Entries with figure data
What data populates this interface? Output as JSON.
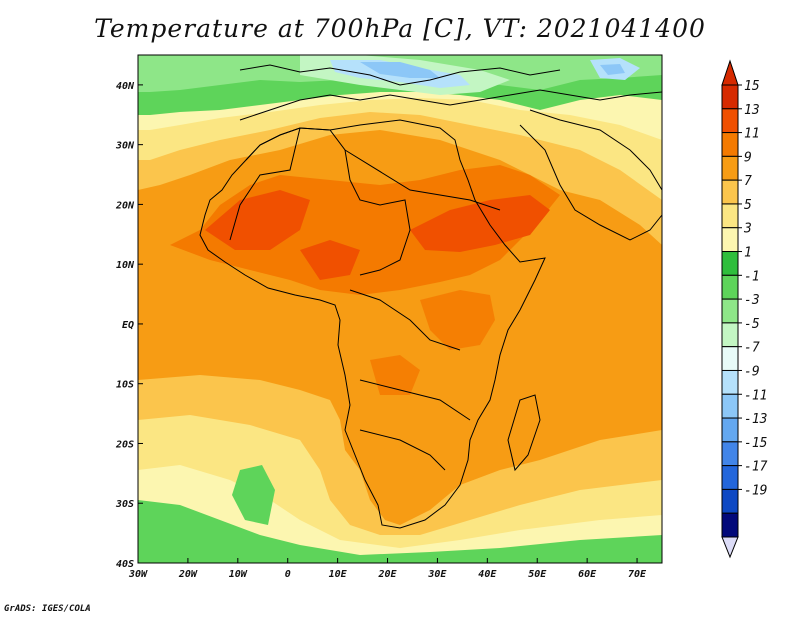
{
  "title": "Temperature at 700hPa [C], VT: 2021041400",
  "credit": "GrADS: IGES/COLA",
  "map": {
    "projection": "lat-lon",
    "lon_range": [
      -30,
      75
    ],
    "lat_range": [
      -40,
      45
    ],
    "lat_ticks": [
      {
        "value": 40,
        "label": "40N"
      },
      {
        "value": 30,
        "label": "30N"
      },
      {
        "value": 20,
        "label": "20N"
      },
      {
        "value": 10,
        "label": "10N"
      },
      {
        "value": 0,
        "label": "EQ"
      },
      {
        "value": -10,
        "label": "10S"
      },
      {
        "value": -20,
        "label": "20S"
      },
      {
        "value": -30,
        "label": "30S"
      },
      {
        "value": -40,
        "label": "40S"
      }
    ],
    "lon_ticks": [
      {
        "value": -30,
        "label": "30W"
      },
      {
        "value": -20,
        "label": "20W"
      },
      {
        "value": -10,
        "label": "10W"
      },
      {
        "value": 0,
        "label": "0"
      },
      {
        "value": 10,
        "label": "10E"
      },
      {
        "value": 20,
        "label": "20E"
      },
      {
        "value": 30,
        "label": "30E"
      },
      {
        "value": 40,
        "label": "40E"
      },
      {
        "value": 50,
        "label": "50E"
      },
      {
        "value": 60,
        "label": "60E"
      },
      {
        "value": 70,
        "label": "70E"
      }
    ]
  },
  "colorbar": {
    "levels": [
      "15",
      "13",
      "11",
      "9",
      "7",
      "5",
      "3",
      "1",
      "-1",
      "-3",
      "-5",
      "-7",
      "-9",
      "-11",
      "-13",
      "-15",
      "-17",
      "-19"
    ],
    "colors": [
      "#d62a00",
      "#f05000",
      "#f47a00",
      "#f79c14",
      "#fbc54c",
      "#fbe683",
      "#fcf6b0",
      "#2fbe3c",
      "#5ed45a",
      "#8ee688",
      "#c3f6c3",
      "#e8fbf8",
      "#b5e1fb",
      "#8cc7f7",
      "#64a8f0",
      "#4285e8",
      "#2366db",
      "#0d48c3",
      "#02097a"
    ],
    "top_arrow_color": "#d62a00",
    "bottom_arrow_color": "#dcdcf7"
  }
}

==

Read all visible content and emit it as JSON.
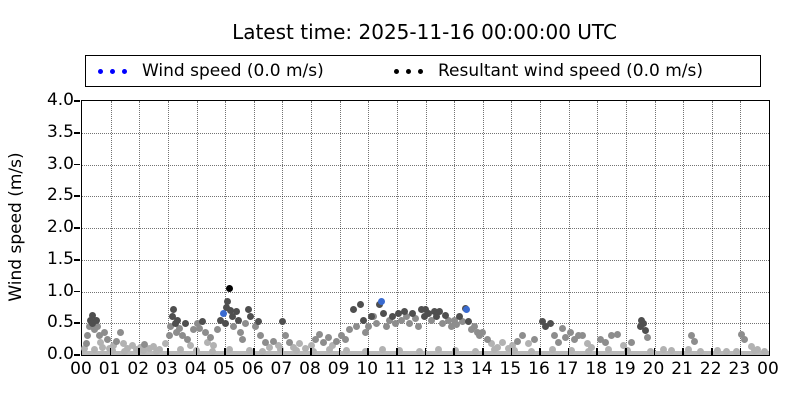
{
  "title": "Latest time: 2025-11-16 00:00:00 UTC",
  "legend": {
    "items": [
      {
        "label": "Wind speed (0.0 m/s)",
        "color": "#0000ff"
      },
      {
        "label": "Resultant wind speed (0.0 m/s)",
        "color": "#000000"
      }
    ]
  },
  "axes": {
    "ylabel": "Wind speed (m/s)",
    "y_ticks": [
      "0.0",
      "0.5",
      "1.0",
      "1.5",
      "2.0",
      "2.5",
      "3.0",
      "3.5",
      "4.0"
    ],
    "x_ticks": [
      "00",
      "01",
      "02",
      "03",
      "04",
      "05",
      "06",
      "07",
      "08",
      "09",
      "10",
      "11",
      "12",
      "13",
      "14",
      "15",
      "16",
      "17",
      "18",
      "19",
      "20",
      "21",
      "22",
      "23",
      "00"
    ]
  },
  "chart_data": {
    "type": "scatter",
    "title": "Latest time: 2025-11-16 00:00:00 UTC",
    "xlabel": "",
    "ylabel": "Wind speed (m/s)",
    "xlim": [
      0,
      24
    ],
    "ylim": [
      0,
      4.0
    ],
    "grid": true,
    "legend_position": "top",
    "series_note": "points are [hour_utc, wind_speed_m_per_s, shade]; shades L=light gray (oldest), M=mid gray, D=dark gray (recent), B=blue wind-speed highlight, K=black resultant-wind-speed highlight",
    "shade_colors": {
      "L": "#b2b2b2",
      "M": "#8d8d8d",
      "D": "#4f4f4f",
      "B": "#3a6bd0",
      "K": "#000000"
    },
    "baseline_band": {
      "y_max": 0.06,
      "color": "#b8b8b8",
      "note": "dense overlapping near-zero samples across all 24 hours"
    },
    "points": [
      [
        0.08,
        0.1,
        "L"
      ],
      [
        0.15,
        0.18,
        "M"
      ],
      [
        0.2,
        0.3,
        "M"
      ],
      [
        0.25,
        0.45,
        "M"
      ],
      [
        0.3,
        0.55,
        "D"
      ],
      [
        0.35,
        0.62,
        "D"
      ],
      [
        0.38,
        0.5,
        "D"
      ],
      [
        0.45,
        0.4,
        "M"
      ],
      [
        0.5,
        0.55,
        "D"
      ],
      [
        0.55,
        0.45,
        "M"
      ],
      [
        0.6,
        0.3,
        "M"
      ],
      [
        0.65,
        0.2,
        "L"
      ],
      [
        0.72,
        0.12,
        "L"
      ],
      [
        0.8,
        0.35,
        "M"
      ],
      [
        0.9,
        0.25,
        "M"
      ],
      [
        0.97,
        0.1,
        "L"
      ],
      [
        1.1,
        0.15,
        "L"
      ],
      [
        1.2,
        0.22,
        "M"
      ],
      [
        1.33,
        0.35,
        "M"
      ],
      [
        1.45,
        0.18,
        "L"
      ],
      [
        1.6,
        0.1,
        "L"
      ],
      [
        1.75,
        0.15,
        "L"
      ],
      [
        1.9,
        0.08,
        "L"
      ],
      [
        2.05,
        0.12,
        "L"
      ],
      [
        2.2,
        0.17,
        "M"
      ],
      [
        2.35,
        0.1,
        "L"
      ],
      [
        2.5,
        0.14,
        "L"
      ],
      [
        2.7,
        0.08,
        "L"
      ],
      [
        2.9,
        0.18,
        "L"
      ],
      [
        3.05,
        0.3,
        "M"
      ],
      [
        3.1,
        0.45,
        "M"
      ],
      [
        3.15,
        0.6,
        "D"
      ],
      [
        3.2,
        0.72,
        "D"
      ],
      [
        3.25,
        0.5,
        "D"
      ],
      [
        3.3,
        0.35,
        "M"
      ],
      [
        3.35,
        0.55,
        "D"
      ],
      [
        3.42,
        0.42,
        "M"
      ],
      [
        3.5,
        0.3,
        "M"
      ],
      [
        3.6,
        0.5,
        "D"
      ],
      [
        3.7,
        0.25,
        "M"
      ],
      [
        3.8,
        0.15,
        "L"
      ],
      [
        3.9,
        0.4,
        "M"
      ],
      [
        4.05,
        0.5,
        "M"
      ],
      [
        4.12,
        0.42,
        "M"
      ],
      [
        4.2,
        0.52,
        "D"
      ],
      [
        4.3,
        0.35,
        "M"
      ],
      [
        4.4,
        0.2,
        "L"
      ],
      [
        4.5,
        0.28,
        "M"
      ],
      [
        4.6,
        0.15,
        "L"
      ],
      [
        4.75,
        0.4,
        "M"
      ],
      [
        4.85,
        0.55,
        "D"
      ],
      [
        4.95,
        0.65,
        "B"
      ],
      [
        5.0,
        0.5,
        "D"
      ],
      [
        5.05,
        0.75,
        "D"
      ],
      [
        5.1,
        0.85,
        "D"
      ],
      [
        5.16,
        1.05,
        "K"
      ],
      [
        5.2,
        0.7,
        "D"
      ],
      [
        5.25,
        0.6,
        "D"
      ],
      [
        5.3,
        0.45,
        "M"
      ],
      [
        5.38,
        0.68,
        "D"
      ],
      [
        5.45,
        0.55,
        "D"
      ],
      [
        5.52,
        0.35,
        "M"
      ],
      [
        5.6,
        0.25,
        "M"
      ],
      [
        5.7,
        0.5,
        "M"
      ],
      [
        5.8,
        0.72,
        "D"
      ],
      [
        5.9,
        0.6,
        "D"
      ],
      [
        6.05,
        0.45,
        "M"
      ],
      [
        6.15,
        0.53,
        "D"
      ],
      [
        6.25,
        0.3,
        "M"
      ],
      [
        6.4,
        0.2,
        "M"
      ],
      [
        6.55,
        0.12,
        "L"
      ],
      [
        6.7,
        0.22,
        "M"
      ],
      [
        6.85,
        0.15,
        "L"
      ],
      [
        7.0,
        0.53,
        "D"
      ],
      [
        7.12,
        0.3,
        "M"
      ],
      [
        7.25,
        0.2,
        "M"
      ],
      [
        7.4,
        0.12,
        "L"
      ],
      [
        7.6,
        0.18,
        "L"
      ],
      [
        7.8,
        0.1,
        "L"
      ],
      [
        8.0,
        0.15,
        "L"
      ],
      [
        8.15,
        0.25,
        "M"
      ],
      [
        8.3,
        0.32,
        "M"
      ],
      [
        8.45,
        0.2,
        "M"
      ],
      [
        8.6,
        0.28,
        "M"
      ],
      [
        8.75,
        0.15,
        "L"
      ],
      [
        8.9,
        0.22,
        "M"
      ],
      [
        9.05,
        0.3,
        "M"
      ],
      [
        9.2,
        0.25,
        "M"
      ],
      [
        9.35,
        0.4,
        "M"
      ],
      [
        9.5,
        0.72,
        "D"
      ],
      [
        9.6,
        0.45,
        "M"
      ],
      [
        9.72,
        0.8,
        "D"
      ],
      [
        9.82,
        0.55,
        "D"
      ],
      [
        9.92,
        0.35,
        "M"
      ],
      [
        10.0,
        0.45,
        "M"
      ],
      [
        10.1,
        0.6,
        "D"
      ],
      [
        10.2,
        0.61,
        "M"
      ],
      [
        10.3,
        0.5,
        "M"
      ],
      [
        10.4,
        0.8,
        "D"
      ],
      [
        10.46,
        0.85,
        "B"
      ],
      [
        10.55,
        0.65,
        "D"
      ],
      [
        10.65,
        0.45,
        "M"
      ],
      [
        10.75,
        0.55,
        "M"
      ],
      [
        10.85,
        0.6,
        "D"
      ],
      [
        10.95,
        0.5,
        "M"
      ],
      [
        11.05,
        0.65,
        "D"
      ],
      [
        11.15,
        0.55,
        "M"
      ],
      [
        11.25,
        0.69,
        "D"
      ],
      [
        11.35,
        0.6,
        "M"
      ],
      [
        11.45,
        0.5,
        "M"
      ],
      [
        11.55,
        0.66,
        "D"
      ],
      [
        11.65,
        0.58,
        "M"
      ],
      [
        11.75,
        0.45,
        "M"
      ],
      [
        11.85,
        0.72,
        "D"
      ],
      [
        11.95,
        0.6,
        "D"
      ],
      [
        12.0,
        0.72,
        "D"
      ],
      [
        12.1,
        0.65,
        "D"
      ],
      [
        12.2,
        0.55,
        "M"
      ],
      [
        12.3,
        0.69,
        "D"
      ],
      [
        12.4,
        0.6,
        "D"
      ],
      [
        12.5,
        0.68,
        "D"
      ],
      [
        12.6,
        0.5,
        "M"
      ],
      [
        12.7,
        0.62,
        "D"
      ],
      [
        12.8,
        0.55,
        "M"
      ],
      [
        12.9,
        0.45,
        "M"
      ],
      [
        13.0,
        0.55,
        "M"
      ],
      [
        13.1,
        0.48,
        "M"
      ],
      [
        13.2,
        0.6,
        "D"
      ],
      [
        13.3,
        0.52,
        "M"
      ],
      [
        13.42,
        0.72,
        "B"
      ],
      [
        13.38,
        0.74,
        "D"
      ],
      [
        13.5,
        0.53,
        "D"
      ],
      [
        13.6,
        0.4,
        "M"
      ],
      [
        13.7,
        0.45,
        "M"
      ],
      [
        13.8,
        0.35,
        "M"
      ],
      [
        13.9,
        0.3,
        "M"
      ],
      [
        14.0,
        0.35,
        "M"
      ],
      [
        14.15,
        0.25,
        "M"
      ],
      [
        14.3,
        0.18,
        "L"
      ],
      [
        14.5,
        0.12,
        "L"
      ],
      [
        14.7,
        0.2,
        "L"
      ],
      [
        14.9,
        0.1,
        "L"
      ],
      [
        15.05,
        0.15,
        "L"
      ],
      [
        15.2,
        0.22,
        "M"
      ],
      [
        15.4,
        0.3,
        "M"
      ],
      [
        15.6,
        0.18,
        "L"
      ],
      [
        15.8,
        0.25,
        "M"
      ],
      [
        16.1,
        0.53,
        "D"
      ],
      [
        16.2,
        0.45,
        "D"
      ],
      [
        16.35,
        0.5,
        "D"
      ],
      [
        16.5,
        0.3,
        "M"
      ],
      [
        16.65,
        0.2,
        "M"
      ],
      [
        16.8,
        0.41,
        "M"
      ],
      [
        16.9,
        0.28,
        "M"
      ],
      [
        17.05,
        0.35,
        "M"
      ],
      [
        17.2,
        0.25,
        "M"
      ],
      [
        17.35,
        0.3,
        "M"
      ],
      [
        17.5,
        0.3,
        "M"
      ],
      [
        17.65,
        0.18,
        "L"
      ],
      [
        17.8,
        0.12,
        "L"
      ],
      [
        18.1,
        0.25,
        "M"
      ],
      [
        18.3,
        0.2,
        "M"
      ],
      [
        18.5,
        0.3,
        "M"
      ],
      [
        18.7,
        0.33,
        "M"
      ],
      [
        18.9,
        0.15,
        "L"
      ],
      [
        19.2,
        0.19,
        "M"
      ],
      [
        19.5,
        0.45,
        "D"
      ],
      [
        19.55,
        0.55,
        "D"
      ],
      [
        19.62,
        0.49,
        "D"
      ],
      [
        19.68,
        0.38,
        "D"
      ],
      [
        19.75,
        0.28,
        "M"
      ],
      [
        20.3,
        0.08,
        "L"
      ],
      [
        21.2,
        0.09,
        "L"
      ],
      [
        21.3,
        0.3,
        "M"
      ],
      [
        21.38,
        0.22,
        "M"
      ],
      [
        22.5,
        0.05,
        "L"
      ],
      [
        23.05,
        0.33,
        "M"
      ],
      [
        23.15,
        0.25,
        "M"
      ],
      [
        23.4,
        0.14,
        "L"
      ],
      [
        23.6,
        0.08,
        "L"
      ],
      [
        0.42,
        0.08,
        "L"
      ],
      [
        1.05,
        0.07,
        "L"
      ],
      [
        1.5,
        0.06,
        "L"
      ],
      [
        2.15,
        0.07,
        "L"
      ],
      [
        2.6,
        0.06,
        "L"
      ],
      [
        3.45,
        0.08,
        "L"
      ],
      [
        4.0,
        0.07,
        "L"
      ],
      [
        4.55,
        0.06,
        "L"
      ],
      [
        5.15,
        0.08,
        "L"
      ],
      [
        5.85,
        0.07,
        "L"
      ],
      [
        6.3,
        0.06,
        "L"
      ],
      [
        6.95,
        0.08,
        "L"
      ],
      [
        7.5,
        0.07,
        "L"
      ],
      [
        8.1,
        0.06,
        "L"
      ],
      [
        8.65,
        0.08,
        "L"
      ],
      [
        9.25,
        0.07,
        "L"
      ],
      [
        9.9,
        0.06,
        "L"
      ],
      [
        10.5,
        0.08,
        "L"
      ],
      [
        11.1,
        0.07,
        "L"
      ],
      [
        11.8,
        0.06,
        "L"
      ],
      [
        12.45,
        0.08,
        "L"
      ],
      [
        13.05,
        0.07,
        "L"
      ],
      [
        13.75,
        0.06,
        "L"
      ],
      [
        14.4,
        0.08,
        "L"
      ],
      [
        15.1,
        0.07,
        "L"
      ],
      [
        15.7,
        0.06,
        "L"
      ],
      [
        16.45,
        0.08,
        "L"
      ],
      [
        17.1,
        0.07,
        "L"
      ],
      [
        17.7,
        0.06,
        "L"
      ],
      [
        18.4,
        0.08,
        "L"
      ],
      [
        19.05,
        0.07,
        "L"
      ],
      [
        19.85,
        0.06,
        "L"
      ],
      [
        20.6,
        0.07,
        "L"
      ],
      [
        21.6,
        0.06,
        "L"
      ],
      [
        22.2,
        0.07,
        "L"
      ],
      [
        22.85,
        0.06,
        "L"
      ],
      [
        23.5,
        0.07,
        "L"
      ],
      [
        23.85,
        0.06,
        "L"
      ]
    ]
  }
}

REQUIREMENT » Copy out all lines from the material above that contain the string "Latest".

ANSWER TO THE TASK »
  "title": "Latest time: 2025-11-16 00:00:00 UTC",
    "title": "Latest time: 2025-11-16 00:00:00 UTC",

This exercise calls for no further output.